▸ What is being asked: For the records below, give the count of lines holding the word "shall" and nothing more.

▸ Dataset:
━━━━━━━━━━

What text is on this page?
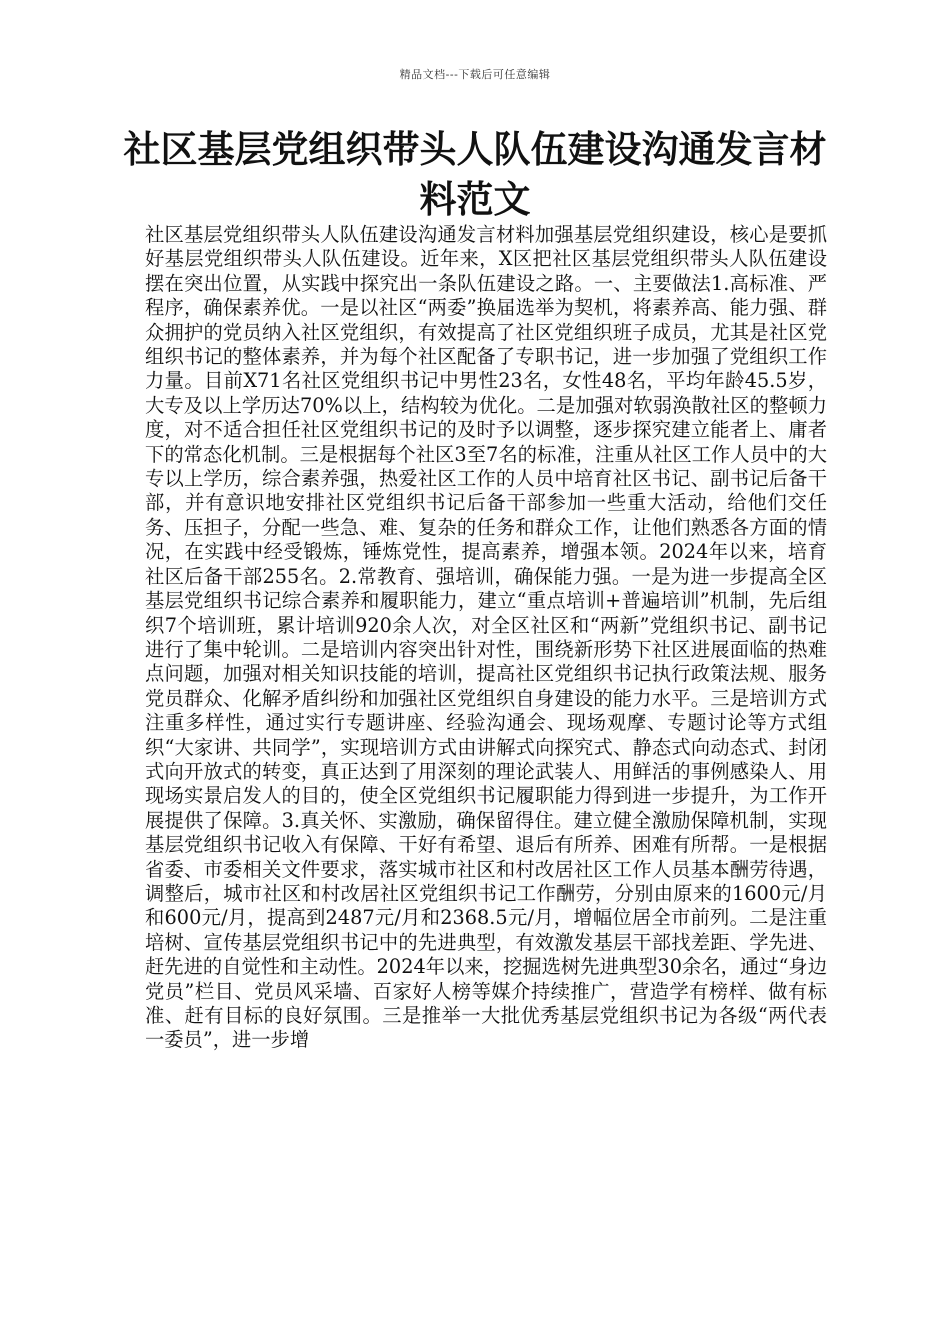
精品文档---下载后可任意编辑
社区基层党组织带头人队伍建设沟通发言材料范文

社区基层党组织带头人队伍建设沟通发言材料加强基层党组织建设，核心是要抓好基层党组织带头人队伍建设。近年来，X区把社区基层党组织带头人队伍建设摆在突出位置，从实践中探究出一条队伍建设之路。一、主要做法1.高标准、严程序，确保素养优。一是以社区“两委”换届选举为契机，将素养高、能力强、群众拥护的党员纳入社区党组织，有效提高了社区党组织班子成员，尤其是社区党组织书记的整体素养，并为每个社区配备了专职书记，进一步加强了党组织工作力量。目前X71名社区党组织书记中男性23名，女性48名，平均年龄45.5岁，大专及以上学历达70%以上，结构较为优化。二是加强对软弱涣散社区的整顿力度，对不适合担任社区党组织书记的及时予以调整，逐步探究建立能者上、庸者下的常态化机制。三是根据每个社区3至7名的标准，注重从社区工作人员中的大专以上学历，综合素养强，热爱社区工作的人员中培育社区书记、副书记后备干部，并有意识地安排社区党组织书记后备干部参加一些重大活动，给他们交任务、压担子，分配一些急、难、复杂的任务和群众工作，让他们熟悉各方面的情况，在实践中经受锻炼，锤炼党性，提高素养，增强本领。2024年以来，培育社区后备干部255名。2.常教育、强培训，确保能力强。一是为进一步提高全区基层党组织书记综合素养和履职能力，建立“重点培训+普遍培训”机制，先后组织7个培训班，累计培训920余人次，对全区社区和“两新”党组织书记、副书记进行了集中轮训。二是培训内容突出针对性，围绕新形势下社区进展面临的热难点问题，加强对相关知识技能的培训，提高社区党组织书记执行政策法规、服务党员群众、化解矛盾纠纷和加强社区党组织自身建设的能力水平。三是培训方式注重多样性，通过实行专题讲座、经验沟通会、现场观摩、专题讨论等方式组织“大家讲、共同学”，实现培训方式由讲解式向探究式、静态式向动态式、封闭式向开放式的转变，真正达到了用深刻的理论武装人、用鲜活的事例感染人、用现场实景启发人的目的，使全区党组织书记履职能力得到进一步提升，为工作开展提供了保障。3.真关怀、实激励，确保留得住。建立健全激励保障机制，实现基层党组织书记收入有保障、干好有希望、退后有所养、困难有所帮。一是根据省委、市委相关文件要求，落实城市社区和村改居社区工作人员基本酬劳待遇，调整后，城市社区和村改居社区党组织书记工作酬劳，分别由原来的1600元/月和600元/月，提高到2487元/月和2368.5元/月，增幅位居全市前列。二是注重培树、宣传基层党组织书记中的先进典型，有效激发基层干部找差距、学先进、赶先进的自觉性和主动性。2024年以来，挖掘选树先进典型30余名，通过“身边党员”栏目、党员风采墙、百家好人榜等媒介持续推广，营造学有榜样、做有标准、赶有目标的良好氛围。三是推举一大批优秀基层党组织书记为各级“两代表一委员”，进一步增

━━━━━━━━━━

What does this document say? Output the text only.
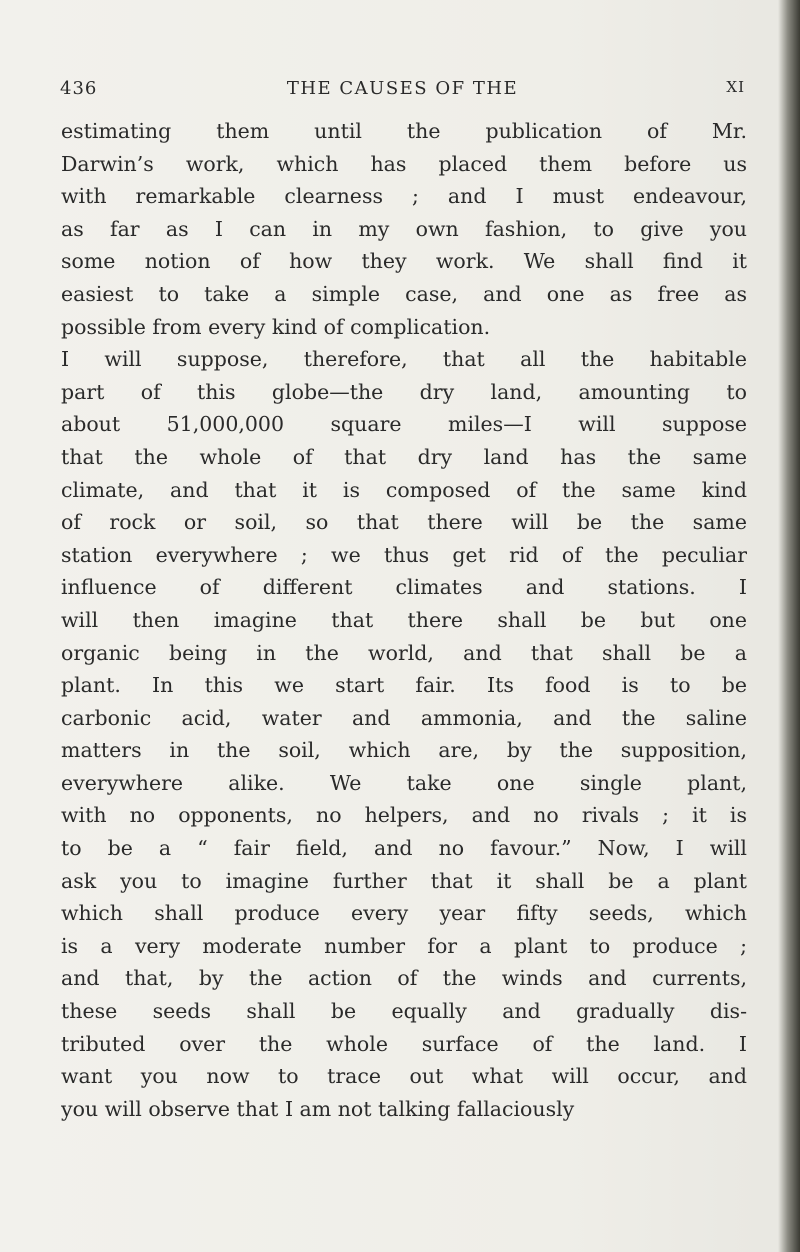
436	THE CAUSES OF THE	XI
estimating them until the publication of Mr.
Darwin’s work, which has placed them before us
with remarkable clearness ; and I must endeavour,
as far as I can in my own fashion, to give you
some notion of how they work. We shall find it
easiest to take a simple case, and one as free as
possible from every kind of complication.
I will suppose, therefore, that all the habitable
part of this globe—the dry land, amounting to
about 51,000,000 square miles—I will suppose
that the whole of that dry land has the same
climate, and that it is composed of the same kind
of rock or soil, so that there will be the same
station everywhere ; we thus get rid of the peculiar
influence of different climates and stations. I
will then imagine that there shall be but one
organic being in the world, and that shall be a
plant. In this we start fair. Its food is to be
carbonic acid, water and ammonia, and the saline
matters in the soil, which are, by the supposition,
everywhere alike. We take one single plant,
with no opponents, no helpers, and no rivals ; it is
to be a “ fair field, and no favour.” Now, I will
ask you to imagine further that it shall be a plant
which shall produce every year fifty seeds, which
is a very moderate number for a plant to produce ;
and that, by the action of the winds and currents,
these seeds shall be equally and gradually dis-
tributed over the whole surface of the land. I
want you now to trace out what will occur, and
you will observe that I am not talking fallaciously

━━━━━━━━━━

▸ Written response: 6